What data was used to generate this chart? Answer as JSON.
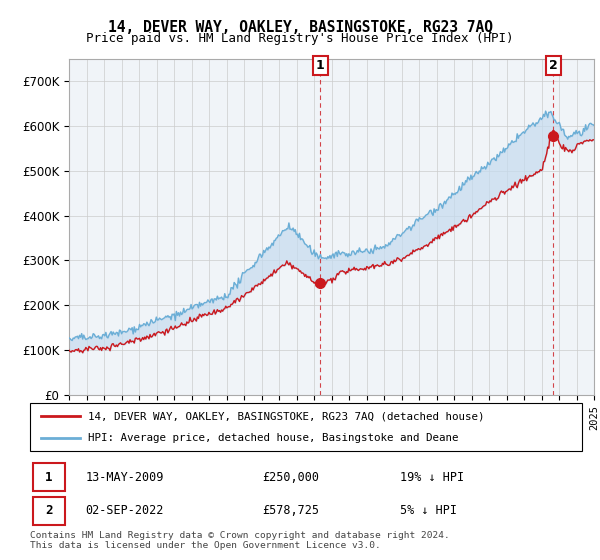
{
  "title": "14, DEVER WAY, OAKLEY, BASINGSTOKE, RG23 7AQ",
  "subtitle": "Price paid vs. HM Land Registry's House Price Index (HPI)",
  "ylim": [
    0,
    750000
  ],
  "yticks": [
    0,
    100000,
    200000,
    300000,
    400000,
    500000,
    600000,
    700000
  ],
  "ytick_labels": [
    "£0",
    "£100K",
    "£200K",
    "£300K",
    "£400K",
    "£500K",
    "£600K",
    "£700K"
  ],
  "hpi_color": "#6baed6",
  "hpi_fill_color": "#c6dbef",
  "price_color": "#cb181d",
  "marker_color": "#cb181d",
  "t1_x": 2009.36,
  "t1_y": 250000,
  "t2_x": 2022.67,
  "t2_y": 578725,
  "legend_line1": "14, DEVER WAY, OAKLEY, BASINGSTOKE, RG23 7AQ (detached house)",
  "legend_line2": "HPI: Average price, detached house, Basingstoke and Deane",
  "table_row1": [
    "1",
    "13-MAY-2009",
    "£250,000",
    "19% ↓ HPI"
  ],
  "table_row2": [
    "2",
    "02-SEP-2022",
    "£578,725",
    "5% ↓ HPI"
  ],
  "footnote": "Contains HM Land Registry data © Crown copyright and database right 2024.\nThis data is licensed under the Open Government Licence v3.0.",
  "xmin": 1995,
  "xmax": 2025
}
======
> [GIVEN TASK]
Find each line holding the string "detached" and copy it out.

> [RESPONSE]
  "legend_line1": "14, DEVER WAY, OAKLEY, BASINGSTOKE, RG23 7AQ (detached house)",
  "legend_line2": "HPI: Average price, detached house, Basingstoke and Deane",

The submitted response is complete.